Hinzu kamen unlängst Berichte über Planungen Israels, Luftstützpunkte in Aserbaidschan für einen Präventivschlag gegen Irans Atomanlagen zu nutzen. Die aserbaidschanischen Behörden nahmen wiederum im März 22 Bürger des Landes fest, unter dem Vorwurf, im Auftrag des Irans Anschläge auf israelische und amerikanische Ziele geplant zu haben.

Empörung über ESC

Die Emotionen kochten dann im Vorfeld des Eurovision Song Contest hoch, der erstmals in Aserbaidschan ausgerichtet wurde. Die gesamten staatlichen Medien des Irans übten massive Kritik an der angeblich unislamischen und skandalösen Show in Baku. Im gleichen Sinne ließ sich Außenminister Ali Akbar Salehi vernehmen, wie auch die einflussreichen Ayatollahs aus Teheran und Täbris, Hojatoleslam Sedighi Hatib und Mojtahad Shabestari, die davor warnten, dass auf islamischen Boden Unheil angerichtet würde. "Wegen Beleidigung des Islam" durch Baku, so die iranische Nachrichtenagentur IRNA, rief Teheran außerdem seinen Botschafter zu Beratungen zurück.

Demo im Iran gegen Eurovision-Show in Baku (Foto: DW)
Mehr oder weniger "spontane" Demo im Iran gegen die ESC-Show in BakuBild: MEHR

Iranische Einmischung

Erst einige Tage nach dem Pop-Spektakel, aber dafür deutlich, reagierte dann Ali Hasanov, Sprecher von Präsident Ilham Alijew: "Wir sagen Euch iranischen Geistlichen, dass ihr Euch schämen sollt. Ihr betet jeden Tag zu Allah und lügt. Wir brauchen solche Geistliche nicht. Das Volk Aserbaidschans wird unter keiner Bedingung mit solchen Geistlichen zusammenarbeiten." Der aserbaidschanische Parlamentarier Rasim Musabekov berichtete gegenüber der Deutsche Welle, dass über die iranischen Einmischungsversuche im aserbaidschanischen Parlament mehrmals debattiert worden sei. "Das Mullah-Regime will unsere Politik gestalten", so das Fazit Musabekovs.
#####
AUFGABE 1
Wie viele Bürger nahmen die aserbaidschanischen Behörden laut Quelltext im März fest?
AUFGABE 2
Gib den Abschnitt des Quelltexts wortgetreu wieder, beginnend bei „Empörung über ESC“ und endend bei „zu Beratungen zurück.“.

BEREITGESTELLTE DATENSÄTZE
#####
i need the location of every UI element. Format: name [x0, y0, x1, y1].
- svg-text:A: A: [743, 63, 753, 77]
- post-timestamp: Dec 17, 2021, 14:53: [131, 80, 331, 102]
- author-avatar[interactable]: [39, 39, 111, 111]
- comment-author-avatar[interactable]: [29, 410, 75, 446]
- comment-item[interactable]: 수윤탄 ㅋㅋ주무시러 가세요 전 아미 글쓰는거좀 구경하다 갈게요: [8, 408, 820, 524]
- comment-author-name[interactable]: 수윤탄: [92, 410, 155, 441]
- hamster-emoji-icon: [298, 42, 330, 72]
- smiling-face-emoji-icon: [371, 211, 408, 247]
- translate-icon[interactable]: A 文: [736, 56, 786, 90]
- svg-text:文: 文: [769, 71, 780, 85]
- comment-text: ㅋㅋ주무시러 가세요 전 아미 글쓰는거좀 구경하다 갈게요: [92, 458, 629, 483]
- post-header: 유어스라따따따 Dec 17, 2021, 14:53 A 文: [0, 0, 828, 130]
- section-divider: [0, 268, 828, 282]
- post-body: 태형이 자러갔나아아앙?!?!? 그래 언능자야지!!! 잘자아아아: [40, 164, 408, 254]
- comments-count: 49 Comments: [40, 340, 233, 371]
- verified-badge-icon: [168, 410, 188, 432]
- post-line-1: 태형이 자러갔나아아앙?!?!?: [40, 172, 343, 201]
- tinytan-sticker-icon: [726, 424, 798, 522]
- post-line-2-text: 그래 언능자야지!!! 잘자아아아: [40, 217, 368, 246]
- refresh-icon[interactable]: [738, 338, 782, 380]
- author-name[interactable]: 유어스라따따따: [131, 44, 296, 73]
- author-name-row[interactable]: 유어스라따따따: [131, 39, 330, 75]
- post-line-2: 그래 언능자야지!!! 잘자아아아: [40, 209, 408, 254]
#####
ERWARTETE AUSGABE 1
22 Bürger

ERWARTETE AUSGABE 2
Empörung über ESC

Die Emotionen kochten dann im Vorfeld des Eurovision Song Contest hoch, der erstmals in Aserbaidschan ausgerichtet wurde. Die gesamten staatlichen Medien des Irans übten massive Kritik an der angeblich unislamischen und skandalösen Show in Baku. Im gleichen Sinne ließ sich Außenminister Ali Akbar Salehi vernehmen, wie auch die einflussreichen Ayatollahs aus Teheran und Täbris, Hojatoleslam Sedighi Hatib und Mojtahad Shabestari, die davor warnten, dass auf islamischen Boden Unheil angerichtet würde. "Wegen Beleidigung des Islam" durch Baku, so die iranische Nachrichtenagentur IRNA, rief Teheran außerdem seinen Botschafter zu Beratungen zurück.